SUPPLIED DATA →
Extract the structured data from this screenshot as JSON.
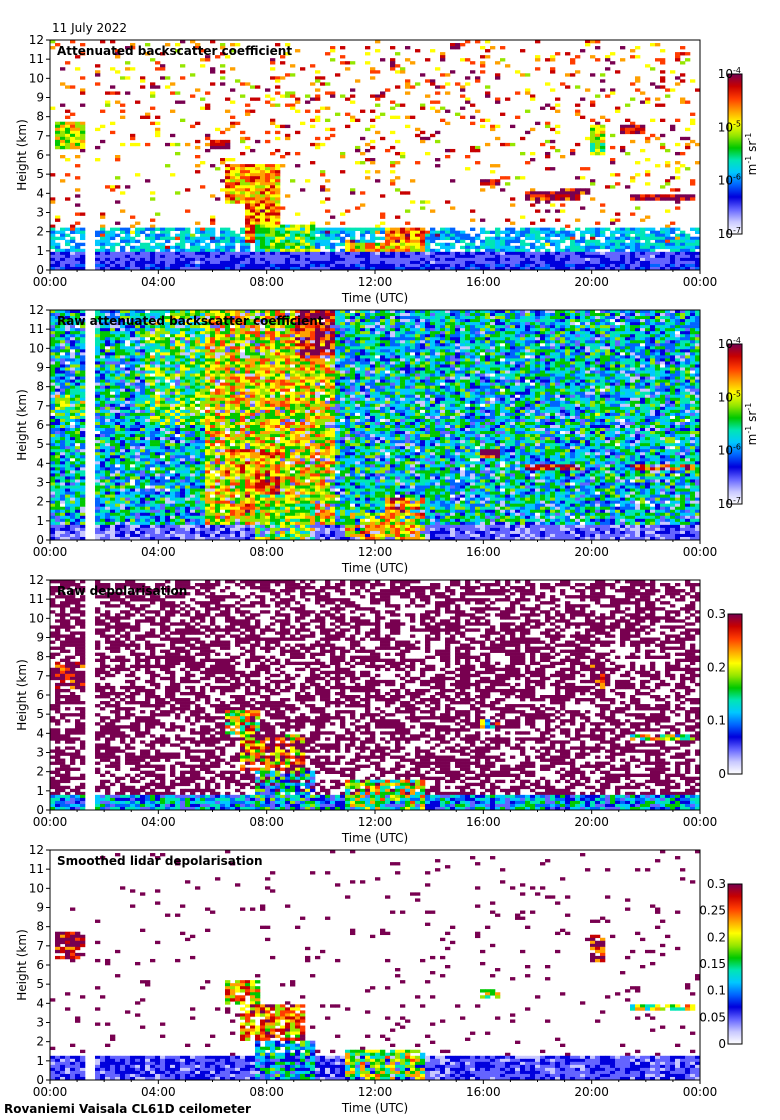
{
  "date": "11 July 2022",
  "footer": "Rovaniemi Vaisala CL61D ceilometer",
  "chart_data": [
    {
      "type": "heatmap",
      "title": "Attenuated backscatter coefficient",
      "xlabel": "Time (UTC)",
      "ylabel": "Height (km)",
      "xticks": [
        "00:00",
        "04:00",
        "08:00",
        "12:00",
        "16:00",
        "20:00",
        "00:00"
      ],
      "yticks": [
        "0",
        "1",
        "2",
        "3",
        "4",
        "5",
        "6",
        "7",
        "8",
        "9",
        "10",
        "11",
        "12"
      ],
      "xlim_hours": [
        0,
        24
      ],
      "ylim_km": [
        0,
        12
      ],
      "scale": "log",
      "colorbar_ticks": [
        {
          "base": "10",
          "exp": "-4"
        },
        {
          "base": "10",
          "exp": "-5"
        },
        {
          "base": "10",
          "exp": "-6"
        },
        {
          "base": "10",
          "exp": "-7"
        }
      ],
      "colorbar_unit": {
        "m": "m",
        "m_exp": "-1",
        "sr": "sr",
        "sr_exp": "-1"
      },
      "colorbar_range": [
        1e-07,
        0.0001
      ],
      "style": "att"
    },
    {
      "type": "heatmap",
      "title": "Raw attenuated backscatter coefficient",
      "xlabel": "Time (UTC)",
      "ylabel": "Height (km)",
      "xticks": [
        "00:00",
        "04:00",
        "08:00",
        "12:00",
        "16:00",
        "20:00",
        "00:00"
      ],
      "yticks": [
        "0",
        "1",
        "2",
        "3",
        "4",
        "5",
        "6",
        "7",
        "8",
        "9",
        "10",
        "11",
        "12"
      ],
      "xlim_hours": [
        0,
        24
      ],
      "ylim_km": [
        0,
        12
      ],
      "scale": "log",
      "colorbar_ticks": [
        {
          "base": "10",
          "exp": "-4"
        },
        {
          "base": "10",
          "exp": "-5"
        },
        {
          "base": "10",
          "exp": "-6"
        },
        {
          "base": "10",
          "exp": "-7"
        }
      ],
      "colorbar_unit": {
        "m": "m",
        "m_exp": "-1",
        "sr": "sr",
        "sr_exp": "-1"
      },
      "colorbar_range": [
        1e-07,
        0.0001
      ],
      "style": "raw"
    },
    {
      "type": "heatmap",
      "title": "Raw depolarisation",
      "xlabel": "Time (UTC)",
      "ylabel": "Height (km)",
      "xticks": [
        "00:00",
        "04:00",
        "08:00",
        "12:00",
        "16:00",
        "20:00",
        "00:00"
      ],
      "yticks": [
        "0",
        "1",
        "2",
        "3",
        "4",
        "5",
        "6",
        "7",
        "8",
        "9",
        "10",
        "11",
        "12"
      ],
      "xlim_hours": [
        0,
        24
      ],
      "ylim_km": [
        0,
        12
      ],
      "scale": "linear",
      "colorbar_ticks": [
        "0.3",
        "0.2",
        "0.1",
        "0"
      ],
      "colorbar_range": [
        0,
        0.3
      ],
      "style": "rawdep"
    },
    {
      "type": "heatmap",
      "title": "Smoothed lidar depolarisation",
      "xlabel": "Time (UTC)",
      "ylabel": "Height (km)",
      "xticks": [
        "00:00",
        "04:00",
        "08:00",
        "12:00",
        "16:00",
        "20:00",
        "00:00"
      ],
      "yticks": [
        "0",
        "1",
        "2",
        "3",
        "4",
        "5",
        "6",
        "7",
        "8",
        "9",
        "10",
        "11",
        "12"
      ],
      "xlim_hours": [
        0,
        24
      ],
      "ylim_km": [
        0,
        12
      ],
      "scale": "linear",
      "colorbar_ticks": [
        "0.3",
        "0.25",
        "0.2",
        "0.15",
        "0.1",
        "0.05",
        "0"
      ],
      "colorbar_range": [
        0,
        0.3
      ],
      "style": "smoothdep"
    }
  ],
  "colormap": [
    "#ffffff",
    "#c8c8ff",
    "#6464ff",
    "#0000dc",
    "#0064ff",
    "#00c8ff",
    "#00e6b4",
    "#00c800",
    "#96e600",
    "#ffff00",
    "#ffa000",
    "#ff3c00",
    "#c80000",
    "#780050"
  ],
  "data_gap_hours": [
    1.25,
    1.6
  ]
}
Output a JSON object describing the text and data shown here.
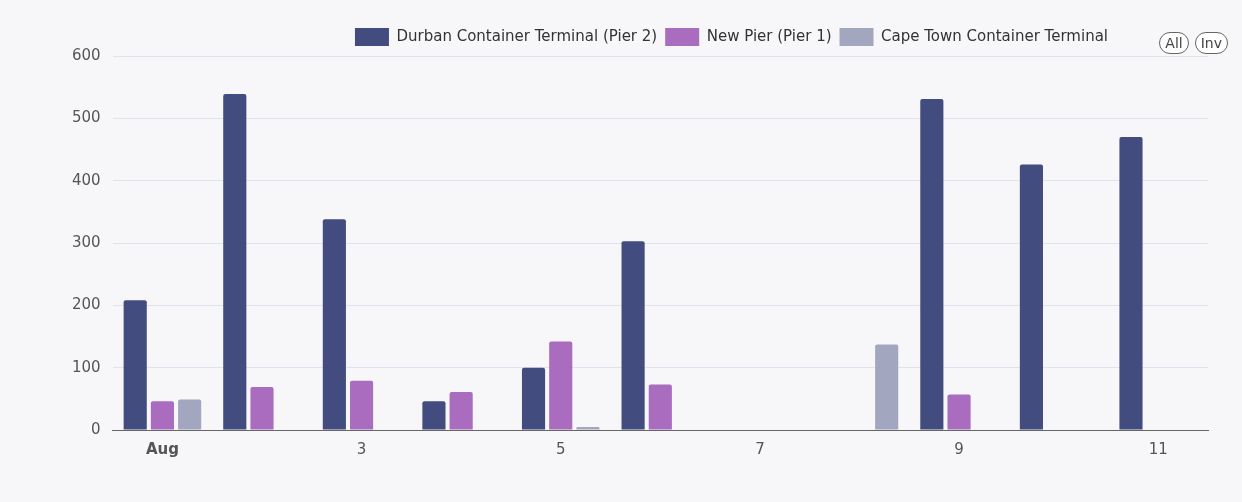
{
  "chart_data": {
    "type": "bar",
    "categories": [
      "Aug",
      null,
      "3",
      null,
      "5",
      null,
      "7",
      null,
      "9",
      null,
      "11"
    ],
    "series": [
      {
        "name": "Durban Container Terminal (Pier 2)",
        "color": "#434c7e",
        "values": [
          208,
          539,
          338,
          46,
          100,
          303,
          null,
          null,
          531,
          426,
          470
        ]
      },
      {
        "name": "New Pier (Pier 1)",
        "color": "#a96cbf",
        "values": [
          46,
          69,
          79,
          61,
          142,
          73,
          null,
          null,
          57,
          null,
          null
        ]
      },
      {
        "name": "Cape Town Container Terminal",
        "color": "#a3a6bf",
        "values": [
          49,
          null,
          null,
          null,
          5,
          null,
          null,
          137,
          null,
          null,
          null
        ]
      }
    ],
    "ylim": [
      0,
      600
    ],
    "yticks": [
      0,
      100,
      200,
      300,
      400,
      500,
      600
    ],
    "grid": "y",
    "legend": "top right",
    "annotations": [
      "All",
      "Inv"
    ]
  }
}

TASK PROMPT →
Search the entries for the word "style" and copy every line that has it.

SOLUTION FOR THIS PROBLEM →
      "style": "att"
      "style": "raw"
      "style": "rawdep"
      "style": "smoothdep"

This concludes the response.